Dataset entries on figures

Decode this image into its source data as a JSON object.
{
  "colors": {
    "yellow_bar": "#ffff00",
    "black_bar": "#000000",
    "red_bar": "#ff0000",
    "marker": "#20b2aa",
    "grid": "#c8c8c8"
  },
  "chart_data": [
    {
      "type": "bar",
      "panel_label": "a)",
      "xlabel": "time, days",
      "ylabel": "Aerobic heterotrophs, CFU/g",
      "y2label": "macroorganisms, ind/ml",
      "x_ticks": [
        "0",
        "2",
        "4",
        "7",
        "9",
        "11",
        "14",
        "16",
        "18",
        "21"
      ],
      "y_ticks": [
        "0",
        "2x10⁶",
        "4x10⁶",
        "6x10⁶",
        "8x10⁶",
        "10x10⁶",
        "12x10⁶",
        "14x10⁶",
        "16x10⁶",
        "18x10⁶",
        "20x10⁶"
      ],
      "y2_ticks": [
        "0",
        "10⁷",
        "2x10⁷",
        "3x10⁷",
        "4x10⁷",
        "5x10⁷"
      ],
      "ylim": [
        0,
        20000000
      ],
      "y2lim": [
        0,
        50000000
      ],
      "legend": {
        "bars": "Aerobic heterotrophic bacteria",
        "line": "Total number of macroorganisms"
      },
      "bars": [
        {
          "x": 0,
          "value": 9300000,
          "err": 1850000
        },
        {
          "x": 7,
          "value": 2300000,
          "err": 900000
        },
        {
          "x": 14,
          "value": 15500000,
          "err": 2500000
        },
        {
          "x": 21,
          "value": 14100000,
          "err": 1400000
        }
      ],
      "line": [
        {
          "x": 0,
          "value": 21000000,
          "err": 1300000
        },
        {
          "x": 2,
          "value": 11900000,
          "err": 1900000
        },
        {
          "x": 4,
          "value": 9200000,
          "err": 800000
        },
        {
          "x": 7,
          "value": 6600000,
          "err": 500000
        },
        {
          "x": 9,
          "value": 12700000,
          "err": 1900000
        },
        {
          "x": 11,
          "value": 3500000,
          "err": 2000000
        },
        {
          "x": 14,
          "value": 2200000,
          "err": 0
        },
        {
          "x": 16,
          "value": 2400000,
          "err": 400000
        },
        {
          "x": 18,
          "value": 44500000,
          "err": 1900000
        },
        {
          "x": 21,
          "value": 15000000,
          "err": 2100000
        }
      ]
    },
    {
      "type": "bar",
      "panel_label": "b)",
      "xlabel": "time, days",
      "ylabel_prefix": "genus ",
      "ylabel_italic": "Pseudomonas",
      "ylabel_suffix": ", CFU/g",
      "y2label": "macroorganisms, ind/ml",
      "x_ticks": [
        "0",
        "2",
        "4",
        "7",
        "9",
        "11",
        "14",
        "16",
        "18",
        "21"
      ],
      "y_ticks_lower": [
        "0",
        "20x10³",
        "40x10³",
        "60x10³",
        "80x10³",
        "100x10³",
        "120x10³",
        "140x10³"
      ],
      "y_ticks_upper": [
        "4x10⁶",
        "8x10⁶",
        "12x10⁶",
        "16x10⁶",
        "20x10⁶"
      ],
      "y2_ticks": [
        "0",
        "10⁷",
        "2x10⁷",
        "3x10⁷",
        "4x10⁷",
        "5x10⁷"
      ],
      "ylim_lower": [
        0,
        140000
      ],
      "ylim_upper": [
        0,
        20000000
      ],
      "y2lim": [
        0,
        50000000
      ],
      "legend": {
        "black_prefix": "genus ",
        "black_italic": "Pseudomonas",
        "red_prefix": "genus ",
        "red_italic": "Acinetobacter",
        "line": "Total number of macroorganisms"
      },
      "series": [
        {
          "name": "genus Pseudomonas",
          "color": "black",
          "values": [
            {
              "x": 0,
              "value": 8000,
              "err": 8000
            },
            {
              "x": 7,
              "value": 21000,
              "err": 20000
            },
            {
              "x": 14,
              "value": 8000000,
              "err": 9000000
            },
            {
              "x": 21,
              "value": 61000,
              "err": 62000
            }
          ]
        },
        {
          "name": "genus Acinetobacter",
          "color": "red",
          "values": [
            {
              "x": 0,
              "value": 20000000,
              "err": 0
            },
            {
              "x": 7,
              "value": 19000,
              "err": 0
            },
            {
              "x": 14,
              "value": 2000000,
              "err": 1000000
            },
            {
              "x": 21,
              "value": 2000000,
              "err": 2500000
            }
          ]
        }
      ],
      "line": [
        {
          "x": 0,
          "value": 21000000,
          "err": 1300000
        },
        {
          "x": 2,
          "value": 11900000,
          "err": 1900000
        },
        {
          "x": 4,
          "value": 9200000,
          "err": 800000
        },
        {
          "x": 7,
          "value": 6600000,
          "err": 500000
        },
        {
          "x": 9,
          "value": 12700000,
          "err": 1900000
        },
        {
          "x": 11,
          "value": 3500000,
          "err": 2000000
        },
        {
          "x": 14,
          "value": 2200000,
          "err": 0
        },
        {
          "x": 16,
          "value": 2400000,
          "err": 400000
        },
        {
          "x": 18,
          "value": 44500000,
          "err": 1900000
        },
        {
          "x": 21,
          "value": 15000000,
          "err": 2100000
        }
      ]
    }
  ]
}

Task objective. Report each line of the data that includes the string "Acinetobacter".

Output for this exercise.
        "red_italic": "Acinetobacter",
          "name": "genus Acinetobacter",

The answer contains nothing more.